(Dataset records on visual material)

################

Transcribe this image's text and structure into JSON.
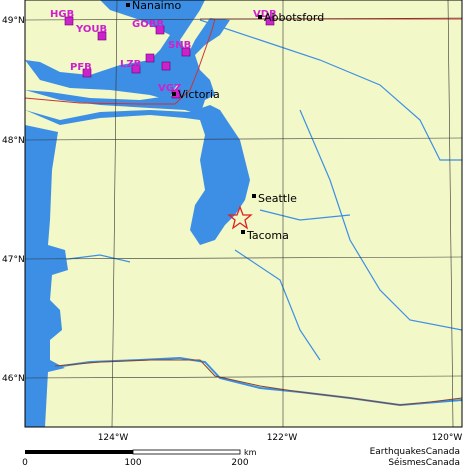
{
  "map": {
    "cities": [
      "Nanaimo",
      "Abbotsford",
      "Seattle",
      "Tacoma",
      "Victoria"
    ],
    "stations": [
      "HGB",
      "YOUB",
      "GOBB",
      "VDB",
      "SNB",
      "PFB",
      "LZB",
      "VGZ"
    ],
    "latitude_labels": [
      "49°N",
      "48°N",
      "47°N",
      "46°N"
    ],
    "longitude_labels": [
      "124°W",
      "122°W",
      "120°W"
    ],
    "scale_bar": {
      "labels": [
        "0",
        "100",
        "200"
      ],
      "unit": "km"
    },
    "credits": [
      "EarthquakesCanada",
      "SéismesCanada"
    ]
  }
}
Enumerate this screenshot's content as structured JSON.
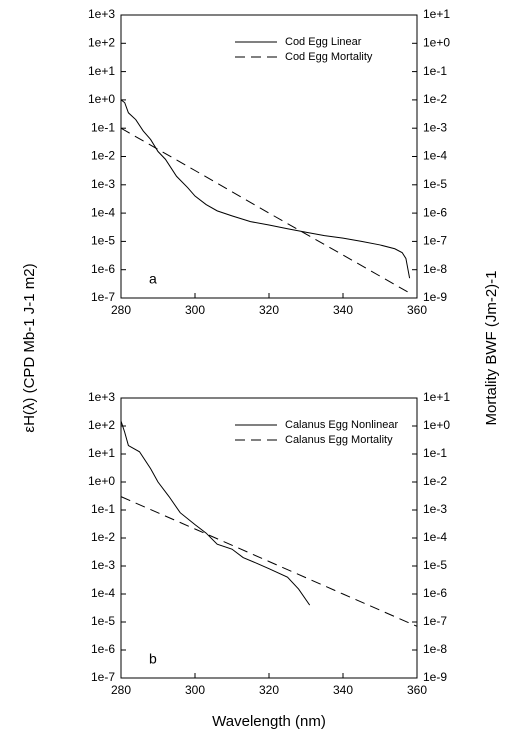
{
  "x_label": "Wavelength (nm)",
  "y_label": "εH(λ) (CPD Mb-1 J-1 m2)",
  "y2_label": "Mortality BWF (Jm-2)-1",
  "chart_data": [
    {
      "type": "line",
      "annotation": "a",
      "log_scale": true,
      "legend": "upper right",
      "xlim": [
        280,
        360
      ],
      "xticks": [
        280,
        300,
        320,
        340,
        360
      ],
      "ylim": [
        1e-07,
        1000
      ],
      "yticks": [
        {
          "value": 1e-07,
          "label": "1e-7"
        },
        {
          "value": 1e-06,
          "label": "1e-6"
        },
        {
          "value": 1e-05,
          "label": "1e-5"
        },
        {
          "value": 0.0001,
          "label": "1e-4"
        },
        {
          "value": 0.001,
          "label": "1e-3"
        },
        {
          "value": 0.01,
          "label": "1e-2"
        },
        {
          "value": 0.1,
          "label": "1e-1"
        },
        {
          "value": 1,
          "label": "1e+0"
        },
        {
          "value": 10,
          "label": "1e+1"
        },
        {
          "value": 100,
          "label": "1e+2"
        },
        {
          "value": 1000,
          "label": "1e+3"
        }
      ],
      "y2lim": [
        1e-09,
        10
      ],
      "y2ticks": [
        {
          "value": 1e-09,
          "label": "1e-9"
        },
        {
          "value": 1e-08,
          "label": "1e-8"
        },
        {
          "value": 1e-07,
          "label": "1e-7"
        },
        {
          "value": 1e-06,
          "label": "1e-6"
        },
        {
          "value": 1e-05,
          "label": "1e-5"
        },
        {
          "value": 0.0001,
          "label": "1e-4"
        },
        {
          "value": 0.001,
          "label": "1e-3"
        },
        {
          "value": 0.01,
          "label": "1e-2"
        },
        {
          "value": 0.1,
          "label": "1e-1"
        },
        {
          "value": 1,
          "label": "1e+0"
        },
        {
          "value": 10,
          "label": "1e+1"
        }
      ],
      "series": [
        {
          "name": "Cod Egg Linear",
          "color": "#000000",
          "dash": false,
          "x": [
            280,
            281,
            282,
            284,
            286,
            288,
            290,
            292,
            295,
            298,
            300,
            303,
            306,
            310,
            315,
            320,
            325,
            330,
            335,
            340,
            345,
            350,
            354,
            356,
            357,
            358
          ],
          "values": [
            1.0,
            0.8,
            0.35,
            0.2,
            0.08,
            0.04,
            0.015,
            0.008,
            0.002,
            0.0008,
            0.0004,
            0.0002,
            0.00012,
            8e-05,
            5e-05,
            3.8e-05,
            2.8e-05,
            2.1e-05,
            1.6e-05,
            1.3e-05,
            1e-05,
            7.5e-06,
            5.5e-06,
            4e-06,
            2.5e-06,
            5e-07
          ]
        },
        {
          "name": "Cod Egg Mortality",
          "color": "#000000",
          "dash": true,
          "axis": "y2",
          "x": [
            280,
            300,
            320,
            340,
            358
          ],
          "values": [
            0.001,
            3.2e-05,
            1e-06,
            3.3e-08,
            1.5e-09
          ]
        }
      ]
    },
    {
      "type": "line",
      "annotation": "b",
      "log_scale": true,
      "legend": "upper right",
      "xlim": [
        280,
        360
      ],
      "xticks": [
        280,
        300,
        320,
        340,
        360
      ],
      "ylim": [
        1e-07,
        1000
      ],
      "yticks": [
        {
          "value": 1e-07,
          "label": "1e-7"
        },
        {
          "value": 1e-06,
          "label": "1e-6"
        },
        {
          "value": 1e-05,
          "label": "1e-5"
        },
        {
          "value": 0.0001,
          "label": "1e-4"
        },
        {
          "value": 0.001,
          "label": "1e-3"
        },
        {
          "value": 0.01,
          "label": "1e-2"
        },
        {
          "value": 0.1,
          "label": "1e-1"
        },
        {
          "value": 1,
          "label": "1e+0"
        },
        {
          "value": 10,
          "label": "1e+1"
        },
        {
          "value": 100,
          "label": "1e+2"
        },
        {
          "value": 1000,
          "label": "1e+3"
        }
      ],
      "y2lim": [
        1e-09,
        10
      ],
      "y2ticks": [
        {
          "value": 1e-09,
          "label": "1e-9"
        },
        {
          "value": 1e-08,
          "label": "1e-8"
        },
        {
          "value": 1e-07,
          "label": "1e-7"
        },
        {
          "value": 1e-06,
          "label": "1e-6"
        },
        {
          "value": 1e-05,
          "label": "1e-5"
        },
        {
          "value": 0.0001,
          "label": "1e-4"
        },
        {
          "value": 0.001,
          "label": "1e-3"
        },
        {
          "value": 0.01,
          "label": "1e-2"
        },
        {
          "value": 0.1,
          "label": "1e-1"
        },
        {
          "value": 1,
          "label": "1e+0"
        },
        {
          "value": 10,
          "label": "1e+1"
        }
      ],
      "series": [
        {
          "name": "Calanus Egg Nonlinear",
          "color": "#000000",
          "dash": false,
          "x": [
            280,
            281,
            282,
            285,
            288,
            290,
            293,
            296,
            300,
            303,
            306,
            310,
            313,
            317,
            320,
            325,
            328,
            331
          ],
          "values": [
            150,
            60,
            20,
            12,
            3,
            1,
            0.3,
            0.08,
            0.03,
            0.015,
            0.006,
            0.004,
            0.002,
            0.0012,
            0.0008,
            0.0004,
            0.00015,
            4e-05
          ]
        },
        {
          "name": "Calanus Egg Mortality",
          "color": "#000000",
          "dash": true,
          "axis": "y2",
          "x": [
            280,
            300,
            320,
            340,
            360
          ],
          "values": [
            0.003,
            0.00021,
            1.45e-05,
            1e-06,
            7e-08
          ]
        }
      ]
    }
  ]
}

################

**WHAT YOU HAVE TO DO**.
Copy the records above exactly. The pictures are not part of the copy.

**COMPLETE RESPONSE**.
Transcribe this image's text and structure into JSON.
{
  "map": {
    "cities": [
      "Nanaimo",
      "Abbotsford",
      "Seattle",
      "Tacoma",
      "Victoria"
    ],
    "stations": [
      "HGB",
      "YOUB",
      "GOBB",
      "VDB",
      "SNB",
      "PFB",
      "LZB",
      "VGZ"
    ],
    "latitude_labels": [
      "49°N",
      "48°N",
      "47°N",
      "46°N"
    ],
    "longitude_labels": [
      "124°W",
      "122°W",
      "120°W"
    ],
    "scale_bar": {
      "labels": [
        "0",
        "100",
        "200"
      ],
      "unit": "km"
    },
    "credits": [
      "EarthquakesCanada",
      "SéismesCanada"
    ]
  }
}
Enumerate this screenshot's content as structured JSON.
{
  "x_label": "Wavelength (nm)",
  "y_label": "εH(λ) (CPD Mb-1 J-1 m2)",
  "y2_label": "Mortality BWF (Jm-2)-1",
  "chart_data": [
    {
      "type": "line",
      "annotation": "a",
      "log_scale": true,
      "legend": "upper right",
      "xlim": [
        280,
        360
      ],
      "xticks": [
        280,
        300,
        320,
        340,
        360
      ],
      "ylim": [
        1e-07,
        1000
      ],
      "yticks": [
        {
          "value": 1e-07,
          "label": "1e-7"
        },
        {
          "value": 1e-06,
          "label": "1e-6"
        },
        {
          "value": 1e-05,
          "label": "1e-5"
        },
        {
          "value": 0.0001,
          "label": "1e-4"
        },
        {
          "value": 0.001,
          "label": "1e-3"
        },
        {
          "value": 0.01,
          "label": "1e-2"
        },
        {
          "value": 0.1,
          "label": "1e-1"
        },
        {
          "value": 1,
          "label": "1e+0"
        },
        {
          "value": 10,
          "label": "1e+1"
        },
        {
          "value": 100,
          "label": "1e+2"
        },
        {
          "value": 1000,
          "label": "1e+3"
        }
      ],
      "y2lim": [
        1e-09,
        10
      ],
      "y2ticks": [
        {
          "value": 1e-09,
          "label": "1e-9"
        },
        {
          "value": 1e-08,
          "label": "1e-8"
        },
        {
          "value": 1e-07,
          "label": "1e-7"
        },
        {
          "value": 1e-06,
          "label": "1e-6"
        },
        {
          "value": 1e-05,
          "label": "1e-5"
        },
        {
          "value": 0.0001,
          "label": "1e-4"
        },
        {
          "value": 0.001,
          "label": "1e-3"
        },
        {
          "value": 0.01,
          "label": "1e-2"
        },
        {
          "value": 0.1,
          "label": "1e-1"
        },
        {
          "value": 1,
          "label": "1e+0"
        },
        {
          "value": 10,
          "label": "1e+1"
        }
      ],
      "series": [
        {
          "name": "Cod Egg Linear",
          "color": "#000000",
          "dash": false,
          "x": [
            280,
            281,
            282,
            284,
            286,
            288,
            290,
            292,
            295,
            298,
            300,
            303,
            306,
            310,
            315,
            320,
            325,
            330,
            335,
            340,
            345,
            350,
            354,
            356,
            357,
            358
          ],
          "values": [
            1.0,
            0.8,
            0.35,
            0.2,
            0.08,
            0.04,
            0.015,
            0.008,
            0.002,
            0.0008,
            0.0004,
            0.0002,
            0.00012,
            8e-05,
            5e-05,
            3.8e-05,
            2.8e-05,
            2.1e-05,
            1.6e-05,
            1.3e-05,
            1e-05,
            7.5e-06,
            5.5e-06,
            4e-06,
            2.5e-06,
            5e-07
          ]
        },
        {
          "name": "Cod Egg Mortality",
          "color": "#000000",
          "dash": true,
          "axis": "y2",
          "x": [
            280,
            300,
            320,
            340,
            358
          ],
          "values": [
            0.001,
            3.2e-05,
            1e-06,
            3.3e-08,
            1.5e-09
          ]
        }
      ]
    },
    {
      "type": "line",
      "annotation": "b",
      "log_scale": true,
      "legend": "upper right",
      "xlim": [
        280,
        360
      ],
      "xticks": [
        280,
        300,
        320,
        340,
        360
      ],
      "ylim": [
        1e-07,
        1000
      ],
      "yticks": [
        {
          "value": 1e-07,
          "label": "1e-7"
        },
        {
          "value": 1e-06,
          "label": "1e-6"
        },
        {
          "value": 1e-05,
          "label": "1e-5"
        },
        {
          "value": 0.0001,
          "label": "1e-4"
        },
        {
          "value": 0.001,
          "label": "1e-3"
        },
        {
          "value": 0.01,
          "label": "1e-2"
        },
        {
          "value": 0.1,
          "label": "1e-1"
        },
        {
          "value": 1,
          "label": "1e+0"
        },
        {
          "value": 10,
          "label": "1e+1"
        },
        {
          "value": 100,
          "label": "1e+2"
        },
        {
          "value": 1000,
          "label": "1e+3"
        }
      ],
      "y2lim": [
        1e-09,
        10
      ],
      "y2ticks": [
        {
          "value": 1e-09,
          "label": "1e-9"
        },
        {
          "value": 1e-08,
          "label": "1e-8"
        },
        {
          "value": 1e-07,
          "label": "1e-7"
        },
        {
          "value": 1e-06,
          "label": "1e-6"
        },
        {
          "value": 1e-05,
          "label": "1e-5"
        },
        {
          "value": 0.0001,
          "label": "1e-4"
        },
        {
          "value": 0.001,
          "label": "1e-3"
        },
        {
          "value": 0.01,
          "label": "1e-2"
        },
        {
          "value": 0.1,
          "label": "1e-1"
        },
        {
          "value": 1,
          "label": "1e+0"
        },
        {
          "value": 10,
          "label": "1e+1"
        }
      ],
      "series": [
        {
          "name": "Calanus Egg Nonlinear",
          "color": "#000000",
          "dash": false,
          "x": [
            280,
            281,
            282,
            285,
            288,
            290,
            293,
            296,
            300,
            303,
            306,
            310,
            313,
            317,
            320,
            325,
            328,
            331
          ],
          "values": [
            150,
            60,
            20,
            12,
            3,
            1,
            0.3,
            0.08,
            0.03,
            0.015,
            0.006,
            0.004,
            0.002,
            0.0012,
            0.0008,
            0.0004,
            0.00015,
            4e-05
          ]
        },
        {
          "name": "Calanus Egg Mortality",
          "color": "#000000",
          "dash": true,
          "axis": "y2",
          "x": [
            280,
            300,
            320,
            340,
            360
          ],
          "values": [
            0.003,
            0.00021,
            1.45e-05,
            1e-06,
            7e-08
          ]
        }
      ]
    }
  ]
}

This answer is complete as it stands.